Data listing:
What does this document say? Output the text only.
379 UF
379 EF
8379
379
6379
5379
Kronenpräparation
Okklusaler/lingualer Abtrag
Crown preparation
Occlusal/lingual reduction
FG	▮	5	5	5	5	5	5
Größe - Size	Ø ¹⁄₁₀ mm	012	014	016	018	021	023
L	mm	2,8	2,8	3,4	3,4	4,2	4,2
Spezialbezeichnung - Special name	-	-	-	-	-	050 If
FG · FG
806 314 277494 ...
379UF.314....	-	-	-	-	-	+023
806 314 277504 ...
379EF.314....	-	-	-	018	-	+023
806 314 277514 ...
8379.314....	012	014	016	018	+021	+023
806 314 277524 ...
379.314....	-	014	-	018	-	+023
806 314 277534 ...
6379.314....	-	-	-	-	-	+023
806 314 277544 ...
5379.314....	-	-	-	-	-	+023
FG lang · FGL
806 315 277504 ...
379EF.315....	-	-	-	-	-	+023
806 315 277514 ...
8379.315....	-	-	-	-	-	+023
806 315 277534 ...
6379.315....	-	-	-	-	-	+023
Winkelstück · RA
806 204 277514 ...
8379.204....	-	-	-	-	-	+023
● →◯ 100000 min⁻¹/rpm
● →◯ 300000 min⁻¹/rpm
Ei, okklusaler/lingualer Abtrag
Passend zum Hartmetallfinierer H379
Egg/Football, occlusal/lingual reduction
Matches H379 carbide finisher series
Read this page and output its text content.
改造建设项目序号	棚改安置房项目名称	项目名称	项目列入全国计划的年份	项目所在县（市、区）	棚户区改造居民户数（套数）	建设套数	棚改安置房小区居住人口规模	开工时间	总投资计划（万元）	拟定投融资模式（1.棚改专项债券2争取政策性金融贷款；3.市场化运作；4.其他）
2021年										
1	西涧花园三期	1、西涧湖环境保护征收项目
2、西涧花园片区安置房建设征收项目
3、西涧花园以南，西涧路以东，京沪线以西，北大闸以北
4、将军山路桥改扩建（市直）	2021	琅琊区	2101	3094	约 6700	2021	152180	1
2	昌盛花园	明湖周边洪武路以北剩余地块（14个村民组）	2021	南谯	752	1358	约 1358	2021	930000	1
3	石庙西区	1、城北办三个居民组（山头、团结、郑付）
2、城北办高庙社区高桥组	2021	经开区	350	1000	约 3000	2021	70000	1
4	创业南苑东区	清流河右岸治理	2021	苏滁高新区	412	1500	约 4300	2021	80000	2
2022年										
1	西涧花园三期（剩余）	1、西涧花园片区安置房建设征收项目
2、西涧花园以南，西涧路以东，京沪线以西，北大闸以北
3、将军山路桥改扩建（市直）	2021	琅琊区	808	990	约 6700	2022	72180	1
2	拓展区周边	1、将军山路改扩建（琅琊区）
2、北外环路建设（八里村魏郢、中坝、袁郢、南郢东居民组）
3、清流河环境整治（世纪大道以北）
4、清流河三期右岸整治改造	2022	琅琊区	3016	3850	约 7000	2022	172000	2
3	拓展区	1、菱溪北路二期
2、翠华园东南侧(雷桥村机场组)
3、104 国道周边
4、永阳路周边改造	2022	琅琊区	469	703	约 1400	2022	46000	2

* * *

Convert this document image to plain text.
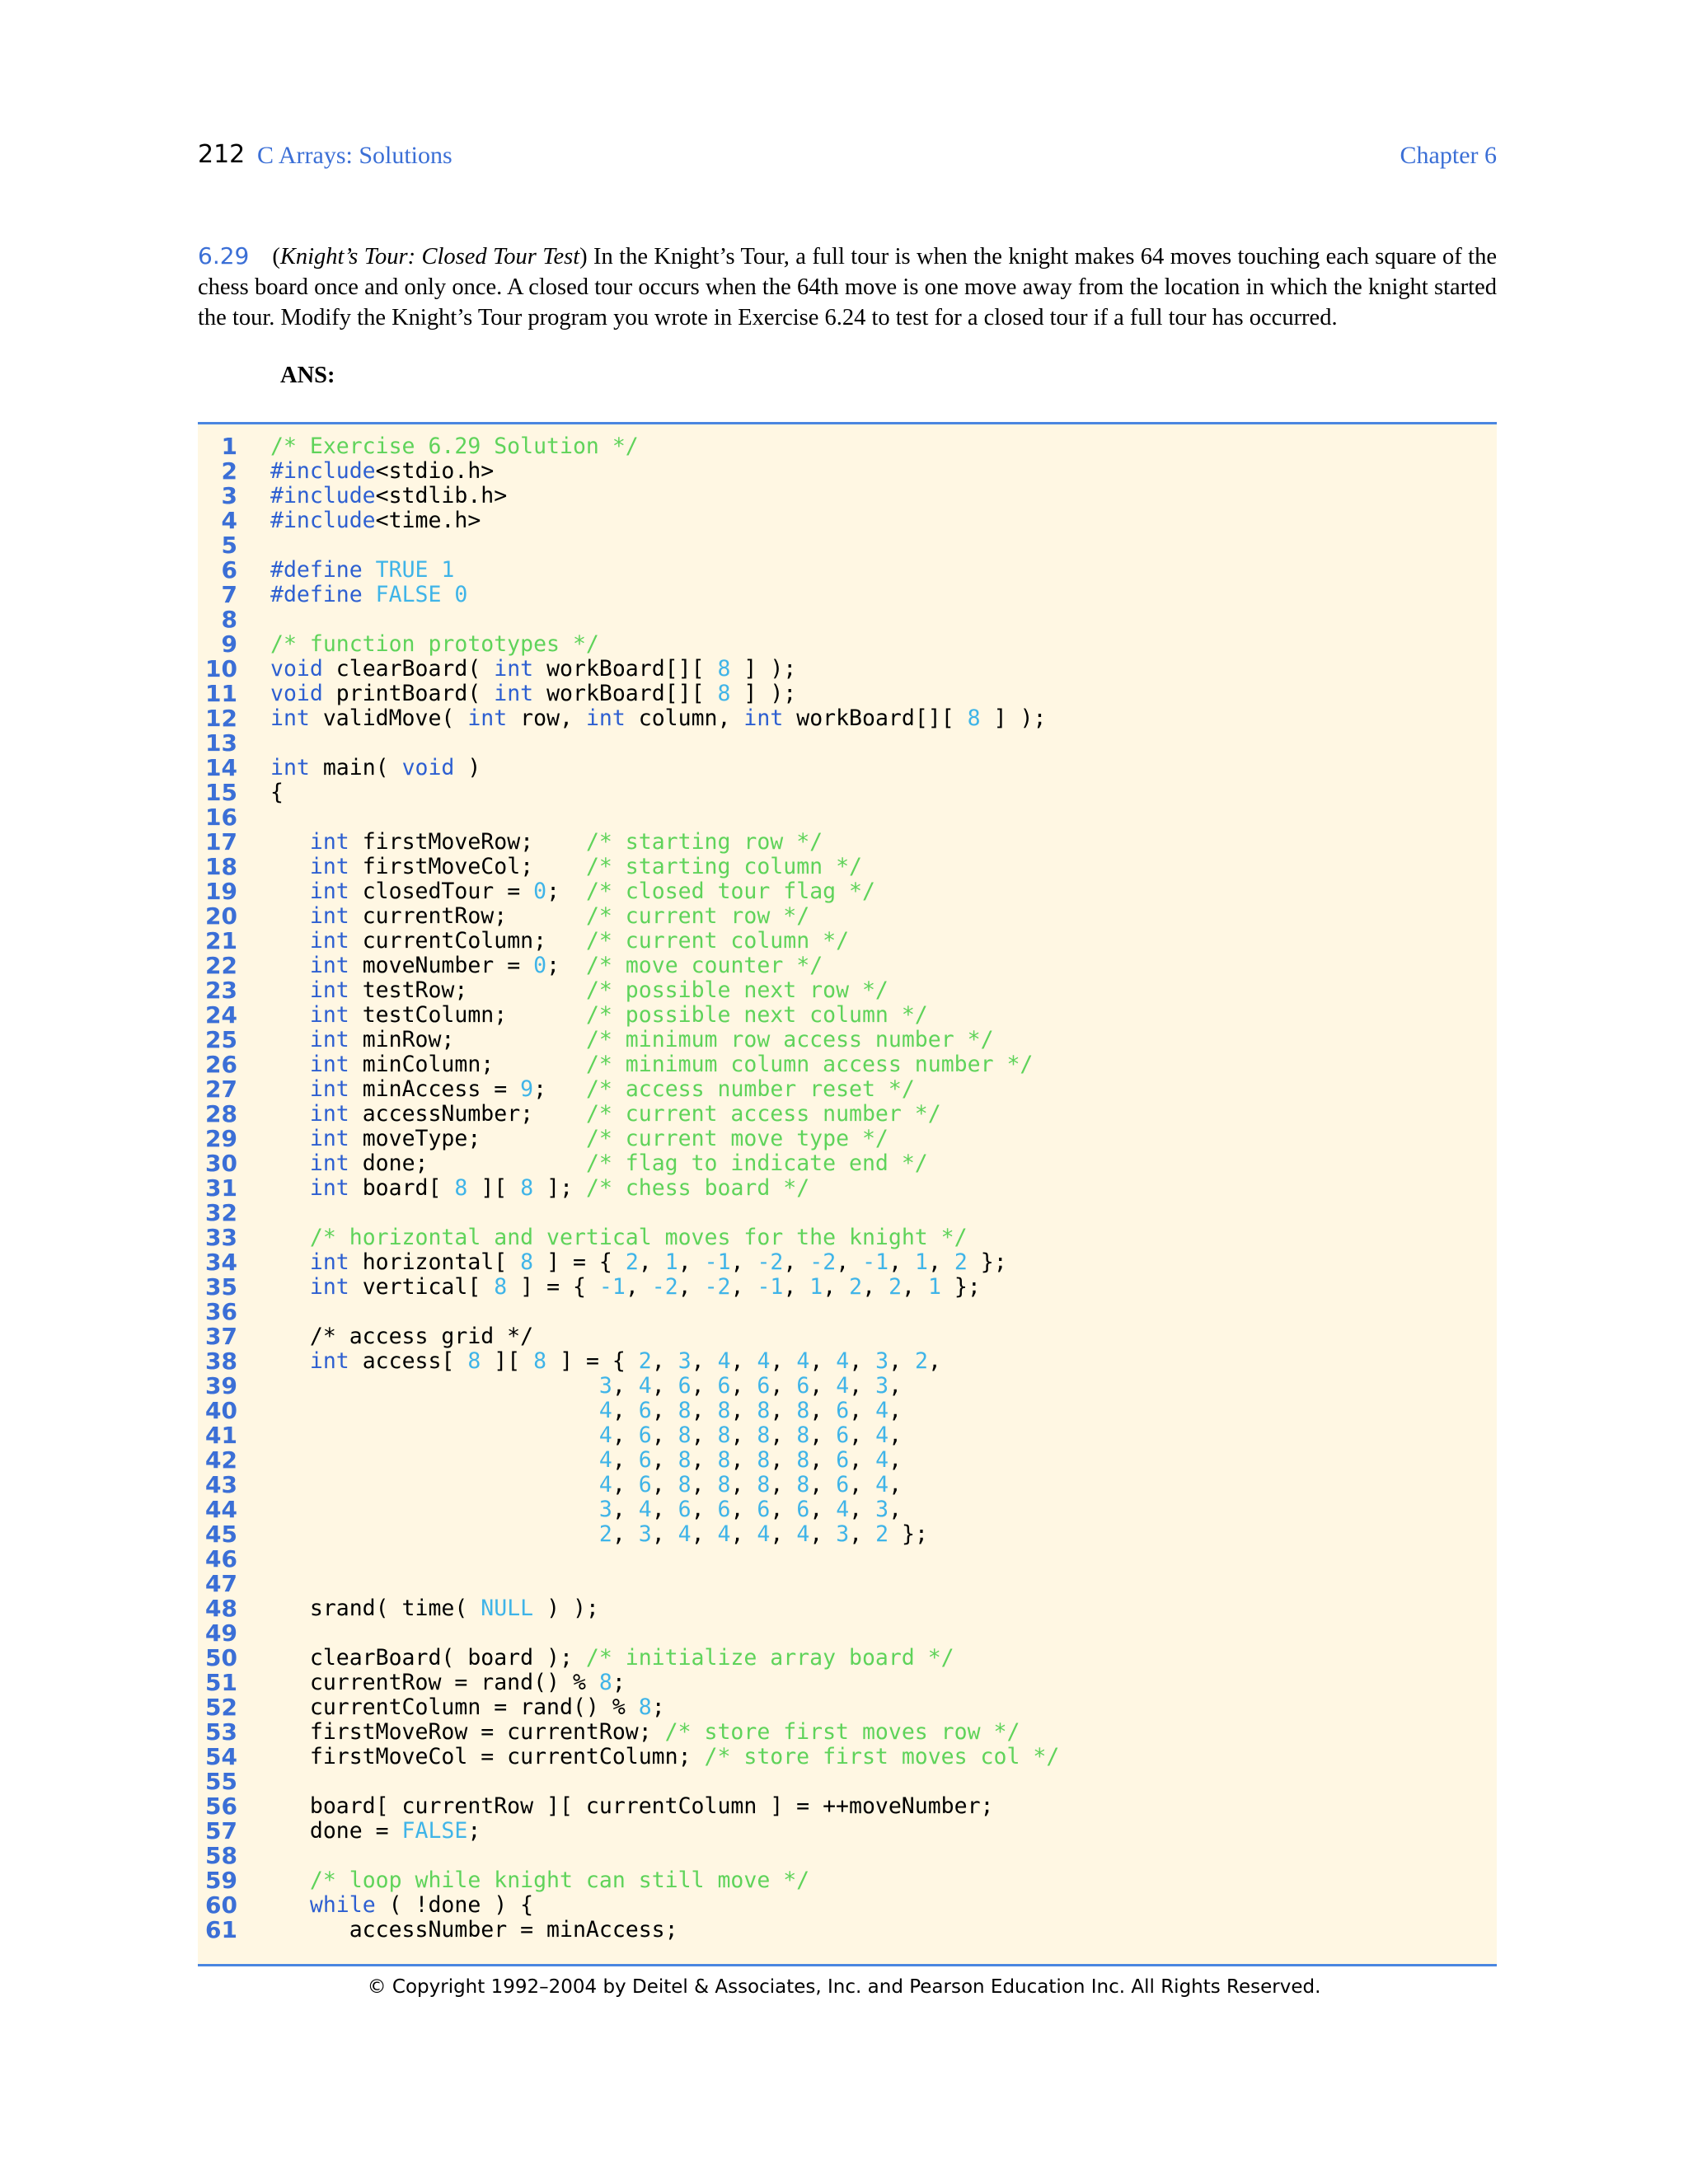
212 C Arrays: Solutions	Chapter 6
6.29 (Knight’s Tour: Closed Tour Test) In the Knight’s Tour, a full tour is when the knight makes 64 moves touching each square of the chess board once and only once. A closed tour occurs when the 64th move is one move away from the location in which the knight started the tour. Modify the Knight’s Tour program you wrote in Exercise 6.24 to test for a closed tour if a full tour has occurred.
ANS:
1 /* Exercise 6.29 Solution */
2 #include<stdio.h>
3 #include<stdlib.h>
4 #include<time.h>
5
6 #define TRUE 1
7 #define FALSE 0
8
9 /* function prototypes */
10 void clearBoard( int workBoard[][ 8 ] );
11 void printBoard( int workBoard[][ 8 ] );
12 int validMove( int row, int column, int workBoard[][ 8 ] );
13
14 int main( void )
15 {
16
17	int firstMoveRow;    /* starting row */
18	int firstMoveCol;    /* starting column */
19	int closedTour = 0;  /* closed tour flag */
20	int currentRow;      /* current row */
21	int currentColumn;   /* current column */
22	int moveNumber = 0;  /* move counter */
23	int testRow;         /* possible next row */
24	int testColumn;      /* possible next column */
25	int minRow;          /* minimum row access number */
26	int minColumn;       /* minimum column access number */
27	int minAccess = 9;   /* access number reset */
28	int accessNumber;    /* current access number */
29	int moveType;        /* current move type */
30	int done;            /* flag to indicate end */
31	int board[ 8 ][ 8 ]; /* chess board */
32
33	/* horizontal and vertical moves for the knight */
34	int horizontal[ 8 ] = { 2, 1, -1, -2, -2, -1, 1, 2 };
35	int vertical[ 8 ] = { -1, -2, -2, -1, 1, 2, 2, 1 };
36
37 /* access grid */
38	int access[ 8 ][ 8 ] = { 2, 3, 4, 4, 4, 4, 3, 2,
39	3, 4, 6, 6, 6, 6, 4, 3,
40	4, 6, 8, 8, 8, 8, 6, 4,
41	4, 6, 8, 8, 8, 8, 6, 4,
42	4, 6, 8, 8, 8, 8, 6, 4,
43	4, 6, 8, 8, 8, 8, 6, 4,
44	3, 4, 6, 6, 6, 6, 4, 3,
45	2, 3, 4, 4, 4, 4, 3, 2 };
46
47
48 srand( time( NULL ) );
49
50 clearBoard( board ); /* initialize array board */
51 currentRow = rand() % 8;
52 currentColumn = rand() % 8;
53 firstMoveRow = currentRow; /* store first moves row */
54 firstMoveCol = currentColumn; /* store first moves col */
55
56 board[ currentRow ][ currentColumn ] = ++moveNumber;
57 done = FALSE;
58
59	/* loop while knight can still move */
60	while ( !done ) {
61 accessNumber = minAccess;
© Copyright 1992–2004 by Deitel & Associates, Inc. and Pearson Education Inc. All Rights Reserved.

Do this: Copy out every line from the material above in which the word "西涧花园三期" appears.

Expected answer:
1	西涧花园三期	1、西涧湖环境保护征收项目
1	西涧花园三期（剩余）	1、西涧花园片区安置房建设征收项目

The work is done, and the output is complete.